# PROVIDED DATA start
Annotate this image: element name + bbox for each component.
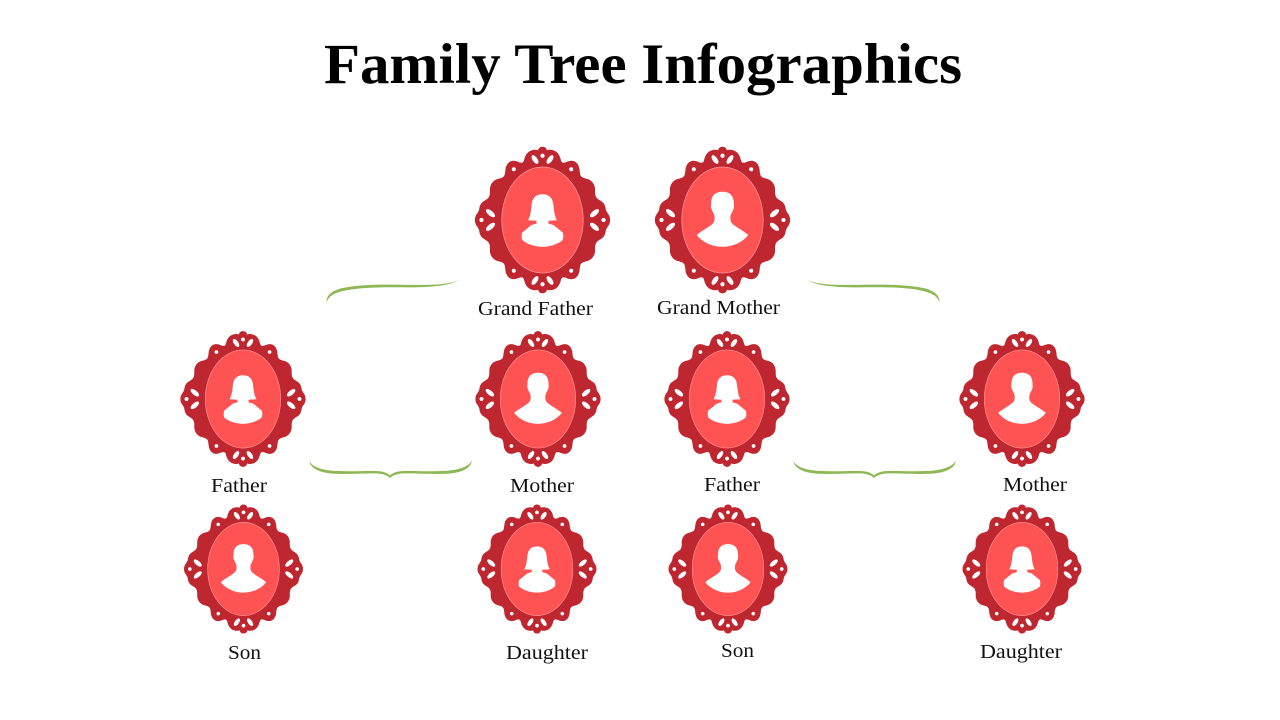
portrait: son left bbox=[184, 504, 303, 634]
label: son left: Son bbox=[228, 642, 261, 664]
portrait: daughter left bbox=[478, 504, 596, 634]
connector: left couple brace bbox=[309, 460, 472, 478]
connector: grandparents to right parents bbox=[806, 280, 939, 302]
connector: grandparents to left parents bbox=[327, 280, 460, 302]
portrait: grand mother bbox=[655, 147, 790, 293]
portrait: father left bbox=[180, 331, 306, 467]
label: mother left: Mother bbox=[510, 475, 574, 497]
label: father left: Father bbox=[211, 475, 267, 497]
label: mother right: Mother bbox=[1003, 474, 1067, 496]
portrait: son right bbox=[669, 504, 787, 634]
connector: right couple brace bbox=[793, 460, 956, 478]
portrait: daughter right bbox=[963, 504, 1081, 634]
label: grand mother: Grand Mother bbox=[657, 297, 780, 319]
label: father right: Father bbox=[704, 474, 760, 496]
portrait: mother left bbox=[475, 331, 601, 467]
label: grand father: Grand Father bbox=[478, 298, 593, 320]
label: daughter left: Daughter bbox=[506, 642, 588, 664]
portrait: father right bbox=[664, 331, 790, 467]
portrait: grand father bbox=[475, 147, 610, 293]
title: Family Tree Infographics bbox=[324, 33, 962, 96]
label: daughter right: Daughter bbox=[980, 641, 1062, 663]
label: son right: Son bbox=[721, 640, 754, 662]
portrait: mother right bbox=[959, 331, 1085, 467]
# PROVIDED DATA end
* [STATED PROBLEM]
Return every line of the data above that contains the word "mother".

* [ANSWER TO THIS TASK]
portrait: grand mother bbox=[655, 147, 790, 293]
label: mother left: Mother bbox=[510, 475, 574, 497]
label: mother right: Mother bbox=[1003, 474, 1067, 496]
label: grand mother: Grand Mother bbox=[657, 297, 780, 319]
portrait: mother left bbox=[475, 331, 601, 467]
portrait: mother right bbox=[959, 331, 1085, 467]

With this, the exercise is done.